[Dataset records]
--- Start ---
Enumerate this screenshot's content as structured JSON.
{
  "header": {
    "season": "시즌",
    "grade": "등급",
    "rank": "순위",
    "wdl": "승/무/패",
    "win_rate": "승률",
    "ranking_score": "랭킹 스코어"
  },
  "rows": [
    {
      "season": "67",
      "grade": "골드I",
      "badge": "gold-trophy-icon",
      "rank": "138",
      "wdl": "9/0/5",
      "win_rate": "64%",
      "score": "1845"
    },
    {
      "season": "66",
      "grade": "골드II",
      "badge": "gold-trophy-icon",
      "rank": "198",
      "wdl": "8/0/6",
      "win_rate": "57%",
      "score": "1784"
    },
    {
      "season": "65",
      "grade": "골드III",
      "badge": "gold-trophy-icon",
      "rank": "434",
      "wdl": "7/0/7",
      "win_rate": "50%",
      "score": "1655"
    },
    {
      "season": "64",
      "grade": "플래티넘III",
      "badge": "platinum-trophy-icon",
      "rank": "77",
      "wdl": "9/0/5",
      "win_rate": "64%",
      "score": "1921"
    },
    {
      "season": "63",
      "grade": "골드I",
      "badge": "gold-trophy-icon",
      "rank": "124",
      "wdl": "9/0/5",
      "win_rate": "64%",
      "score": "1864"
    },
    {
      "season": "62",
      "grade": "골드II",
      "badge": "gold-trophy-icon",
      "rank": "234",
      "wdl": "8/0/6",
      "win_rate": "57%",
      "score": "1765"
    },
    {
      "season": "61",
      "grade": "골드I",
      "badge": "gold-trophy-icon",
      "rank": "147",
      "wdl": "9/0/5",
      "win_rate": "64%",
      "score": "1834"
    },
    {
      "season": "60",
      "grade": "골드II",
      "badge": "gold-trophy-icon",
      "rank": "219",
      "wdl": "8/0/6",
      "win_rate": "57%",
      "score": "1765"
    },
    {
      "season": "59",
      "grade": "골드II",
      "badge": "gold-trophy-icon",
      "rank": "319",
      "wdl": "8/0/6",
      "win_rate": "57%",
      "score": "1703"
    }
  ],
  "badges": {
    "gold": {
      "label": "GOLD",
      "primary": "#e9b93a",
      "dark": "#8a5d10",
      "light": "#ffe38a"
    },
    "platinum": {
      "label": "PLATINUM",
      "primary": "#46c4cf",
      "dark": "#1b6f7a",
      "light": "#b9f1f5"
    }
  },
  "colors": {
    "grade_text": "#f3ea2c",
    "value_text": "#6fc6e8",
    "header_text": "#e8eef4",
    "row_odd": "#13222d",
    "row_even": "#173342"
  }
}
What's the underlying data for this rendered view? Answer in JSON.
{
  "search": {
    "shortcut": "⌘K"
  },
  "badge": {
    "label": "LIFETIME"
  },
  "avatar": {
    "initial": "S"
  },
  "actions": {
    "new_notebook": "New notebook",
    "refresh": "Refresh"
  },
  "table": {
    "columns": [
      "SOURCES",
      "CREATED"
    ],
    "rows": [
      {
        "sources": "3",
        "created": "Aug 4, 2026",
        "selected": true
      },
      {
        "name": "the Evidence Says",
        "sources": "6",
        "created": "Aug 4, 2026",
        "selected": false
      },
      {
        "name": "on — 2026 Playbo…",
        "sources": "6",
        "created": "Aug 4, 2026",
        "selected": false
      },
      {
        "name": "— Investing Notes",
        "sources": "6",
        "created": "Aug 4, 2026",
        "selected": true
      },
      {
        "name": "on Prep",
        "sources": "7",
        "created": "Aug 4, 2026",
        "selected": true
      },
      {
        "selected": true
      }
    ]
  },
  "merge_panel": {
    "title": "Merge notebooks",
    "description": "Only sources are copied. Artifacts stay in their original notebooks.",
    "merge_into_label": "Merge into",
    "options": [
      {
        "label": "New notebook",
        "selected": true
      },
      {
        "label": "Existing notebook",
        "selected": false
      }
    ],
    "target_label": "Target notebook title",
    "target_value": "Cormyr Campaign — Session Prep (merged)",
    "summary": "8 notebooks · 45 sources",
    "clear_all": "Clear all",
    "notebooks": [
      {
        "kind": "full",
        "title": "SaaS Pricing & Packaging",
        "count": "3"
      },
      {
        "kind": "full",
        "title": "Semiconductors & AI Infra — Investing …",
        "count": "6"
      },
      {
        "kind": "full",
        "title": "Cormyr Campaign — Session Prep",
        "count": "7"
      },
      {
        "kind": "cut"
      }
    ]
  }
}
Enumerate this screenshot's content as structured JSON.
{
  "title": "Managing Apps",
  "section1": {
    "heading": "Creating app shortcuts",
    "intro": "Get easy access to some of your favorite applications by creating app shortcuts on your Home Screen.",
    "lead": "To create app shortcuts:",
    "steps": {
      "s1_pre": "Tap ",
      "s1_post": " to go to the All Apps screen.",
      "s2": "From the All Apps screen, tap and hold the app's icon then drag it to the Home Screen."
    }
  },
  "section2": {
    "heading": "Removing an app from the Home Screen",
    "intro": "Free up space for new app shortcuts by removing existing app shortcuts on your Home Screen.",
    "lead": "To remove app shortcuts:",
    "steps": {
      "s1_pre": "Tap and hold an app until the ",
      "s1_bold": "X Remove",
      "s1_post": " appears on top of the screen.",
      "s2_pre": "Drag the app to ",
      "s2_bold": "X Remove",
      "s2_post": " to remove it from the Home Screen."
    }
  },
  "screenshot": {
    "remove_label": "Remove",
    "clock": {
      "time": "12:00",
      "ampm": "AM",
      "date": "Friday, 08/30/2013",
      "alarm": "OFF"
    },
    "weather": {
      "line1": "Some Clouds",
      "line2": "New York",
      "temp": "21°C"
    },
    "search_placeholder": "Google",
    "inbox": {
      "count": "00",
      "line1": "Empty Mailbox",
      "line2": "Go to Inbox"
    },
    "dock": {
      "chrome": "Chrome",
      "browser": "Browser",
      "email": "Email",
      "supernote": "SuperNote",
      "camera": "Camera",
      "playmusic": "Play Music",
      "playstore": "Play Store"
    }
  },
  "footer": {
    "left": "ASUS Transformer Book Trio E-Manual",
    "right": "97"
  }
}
--- End ---
• Aim
Repeat all the entries word for word.

• The result
Enumerate this screenshot's content as structured JSON.
{
  "header": {
    "season": "시즌",
    "grade": "등급",
    "rank": "순위",
    "wdl": "승/무/패",
    "win_rate": "승률",
    "ranking_score": "랭킹 스코어"
  },
  "rows": [
    {
      "season": "67",
      "grade": "골드I",
      "badge": "gold-trophy-icon",
      "rank": "138",
      "wdl": "9/0/5",
      "win_rate": "64%",
      "score": "1845"
    },
    {
      "season": "66",
      "grade": "골드II",
      "badge": "gold-trophy-icon",
      "rank": "198",
      "wdl": "8/0/6",
      "win_rate": "57%",
      "score": "1784"
    },
    {
      "season": "65",
      "grade": "골드III",
      "badge": "gold-trophy-icon",
      "rank": "434",
      "wdl": "7/0/7",
      "win_rate": "50%",
      "score": "1655"
    },
    {
      "season": "64",
      "grade": "플래티넘III",
      "badge": "platinum-trophy-icon",
      "rank": "77",
      "wdl": "9/0/5",
      "win_rate": "64%",
      "score": "1921"
    },
    {
      "season": "63",
      "grade": "골드I",
      "badge": "gold-trophy-icon",
      "rank": "124",
      "wdl": "9/0/5",
      "win_rate": "64%",
      "score": "1864"
    },
    {
      "season": "62",
      "grade": "골드II",
      "badge": "gold-trophy-icon",
      "rank": "234",
      "wdl": "8/0/6",
      "win_rate": "57%",
      "score": "1765"
    },
    {
      "season": "61",
      "grade": "골드I",
      "badge": "gold-trophy-icon",
      "rank": "147",
      "wdl": "9/0/5",
      "win_rate": "64%",
      "score": "1834"
    },
    {
      "season": "60",
      "grade": "골드II",
      "badge": "gold-trophy-icon",
      "rank": "219",
      "wdl": "8/0/6",
      "win_rate": "57%",
      "score": "1765"
    },
    {
      "season": "59",
      "grade": "골드II",
      "badge": "gold-trophy-icon",
      "rank": "319",
      "wdl": "8/0/6",
      "win_rate": "57%",
      "score": "1703"
    }
  ],
  "badges": {
    "gold": {
      "label": "GOLD",
      "primary": "#e9b93a",
      "dark": "#8a5d10",
      "light": "#ffe38a"
    },
    "platinum": {
      "label": "PLATINUM",
      "primary": "#46c4cf",
      "dark": "#1b6f7a",
      "light": "#b9f1f5"
    }
  },
  "colors": {
    "grade_text": "#f3ea2c",
    "value_text": "#6fc6e8",
    "header_text": "#e8eef4",
    "row_odd": "#13222d",
    "row_even": "#173342"
  }
}
What's the underlying data for this rendered view? Answer in JSON.
{
  "search": {
    "shortcut": "⌘K"
  },
  "badge": {
    "label": "LIFETIME"
  },
  "avatar": {
    "initial": "S"
  },
  "actions": {
    "new_notebook": "New notebook",
    "refresh": "Refresh"
  },
  "table": {
    "columns": [
      "SOURCES",
      "CREATED"
    ],
    "rows": [
      {
        "sources": "3",
        "created": "Aug 4, 2026",
        "selected": true
      },
      {
        "name": "the Evidence Says",
        "sources": "6",
        "created": "Aug 4, 2026",
        "selected": false
      },
      {
        "name": "on — 2026 Playbo…",
        "sources": "6",
        "created": "Aug 4, 2026",
        "selected": false
      },
      {
        "name": "— Investing Notes",
        "sources": "6",
        "created": "Aug 4, 2026",
        "selected": true
      },
      {
        "name": "on Prep",
        "sources": "7",
        "created": "Aug 4, 2026",
        "selected": true
      },
      {
        "selected": true
      }
    ]
  },
  "merge_panel": {
    "title": "Merge notebooks",
    "description": "Only sources are copied. Artifacts stay in their original notebooks.",
    "merge_into_label": "Merge into",
    "options": [
      {
        "label": "New notebook",
        "selected": true
      },
      {
        "label": "Existing notebook",
        "selected": false
      }
    ],
    "target_label": "Target notebook title",
    "target_value": "Cormyr Campaign — Session Prep (merged)",
    "summary": "8 notebooks · 45 sources",
    "clear_all": "Clear all",
    "notebooks": [
      {
        "kind": "full",
        "title": "SaaS Pricing & Packaging",
        "count": "3"
      },
      {
        "kind": "full",
        "title": "Semiconductors & AI Infra — Investing …",
        "count": "6"
      },
      {
        "kind": "full",
        "title": "Cormyr Campaign — Session Prep",
        "count": "7"
      },
      {
        "kind": "cut"
      }
    ]
  }
}
Enumerate this screenshot's content as structured JSON.
{
  "title": "Managing Apps",
  "section1": {
    "heading": "Creating app shortcuts",
    "intro": "Get easy access to some of your favorite applications by creating app shortcuts on your Home Screen.",
    "lead": "To create app shortcuts:",
    "steps": {
      "s1_pre": "Tap ",
      "s1_post": " to go to the All Apps screen.",
      "s2": "From the All Apps screen, tap and hold the app's icon then drag it to the Home Screen."
    }
  },
  "section2": {
    "heading": "Removing an app from the Home Screen",
    "intro": "Free up space for new app shortcuts by removing existing app shortcuts on your Home Screen.",
    "lead": "To remove app shortcuts:",
    "steps": {
      "s1_pre": "Tap and hold an app until the ",
      "s1_bold": "X Remove",
      "s1_post": " appears on top of the screen.",
      "s2_pre": "Drag the app to ",
      "s2_bold": "X Remove",
      "s2_post": " to remove it from the Home Screen."
    }
  },
  "screenshot": {
    "remove_label": "Remove",
    "clock": {
      "time": "12:00",
      "ampm": "AM",
      "date": "Friday, 08/30/2013",
      "alarm": "OFF"
    },
    "weather": {
      "line1": "Some Clouds",
      "line2": "New York",
      "temp": "21°C"
    },
    "search_placeholder": "Google",
    "inbox": {
      "count": "00",
      "line1": "Empty Mailbox",
      "line2": "Go to Inbox"
    },
    "dock": {
      "chrome": "Chrome",
      "browser": "Browser",
      "email": "Email",
      "supernote": "SuperNote",
      "camera": "Camera",
      "playmusic": "Play Music",
      "playstore": "Play Store"
    }
  },
  "footer": {
    "left": "ASUS Transformer Book Trio E-Manual",
    "right": "97"
  }
}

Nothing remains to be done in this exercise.